> Task details
In the listing below, count the lines containing the string "greeting" and state only the number.

• • • •

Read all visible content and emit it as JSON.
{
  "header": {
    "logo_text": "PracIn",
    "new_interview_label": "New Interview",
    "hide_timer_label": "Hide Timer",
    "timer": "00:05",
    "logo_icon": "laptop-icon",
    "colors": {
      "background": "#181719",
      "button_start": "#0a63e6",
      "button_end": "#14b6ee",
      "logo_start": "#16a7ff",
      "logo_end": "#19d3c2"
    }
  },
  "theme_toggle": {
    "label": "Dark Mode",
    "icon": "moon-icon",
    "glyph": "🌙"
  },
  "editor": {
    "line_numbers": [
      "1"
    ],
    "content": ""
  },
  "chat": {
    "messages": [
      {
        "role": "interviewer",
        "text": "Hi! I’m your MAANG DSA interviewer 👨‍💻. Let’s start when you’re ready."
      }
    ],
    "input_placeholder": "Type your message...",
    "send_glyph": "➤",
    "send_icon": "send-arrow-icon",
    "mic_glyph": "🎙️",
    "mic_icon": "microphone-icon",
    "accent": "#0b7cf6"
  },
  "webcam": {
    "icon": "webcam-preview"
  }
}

• • • •

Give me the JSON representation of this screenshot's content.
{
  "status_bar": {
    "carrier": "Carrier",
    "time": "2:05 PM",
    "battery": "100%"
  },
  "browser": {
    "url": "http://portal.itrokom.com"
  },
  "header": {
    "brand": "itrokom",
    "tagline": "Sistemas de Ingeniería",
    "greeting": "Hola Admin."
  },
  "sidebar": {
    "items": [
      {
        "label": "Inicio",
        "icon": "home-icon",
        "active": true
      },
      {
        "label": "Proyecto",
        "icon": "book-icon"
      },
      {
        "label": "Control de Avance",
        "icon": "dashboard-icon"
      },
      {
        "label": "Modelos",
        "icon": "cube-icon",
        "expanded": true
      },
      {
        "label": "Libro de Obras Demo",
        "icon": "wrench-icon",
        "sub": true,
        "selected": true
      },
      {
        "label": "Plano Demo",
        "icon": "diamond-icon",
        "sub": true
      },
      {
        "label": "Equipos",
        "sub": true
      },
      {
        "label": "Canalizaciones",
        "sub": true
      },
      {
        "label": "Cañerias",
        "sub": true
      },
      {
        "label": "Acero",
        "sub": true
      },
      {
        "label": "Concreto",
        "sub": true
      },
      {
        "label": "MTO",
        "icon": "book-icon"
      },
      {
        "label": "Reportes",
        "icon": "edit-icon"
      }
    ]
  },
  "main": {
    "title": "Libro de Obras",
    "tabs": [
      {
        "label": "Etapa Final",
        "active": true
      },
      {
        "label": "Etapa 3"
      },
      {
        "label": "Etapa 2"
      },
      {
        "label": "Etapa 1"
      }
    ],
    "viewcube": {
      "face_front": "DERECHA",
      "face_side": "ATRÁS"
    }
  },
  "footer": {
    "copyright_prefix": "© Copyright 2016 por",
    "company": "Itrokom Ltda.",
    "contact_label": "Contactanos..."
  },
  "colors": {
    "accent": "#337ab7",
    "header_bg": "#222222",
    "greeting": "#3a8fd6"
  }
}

• • • •

> Task output
2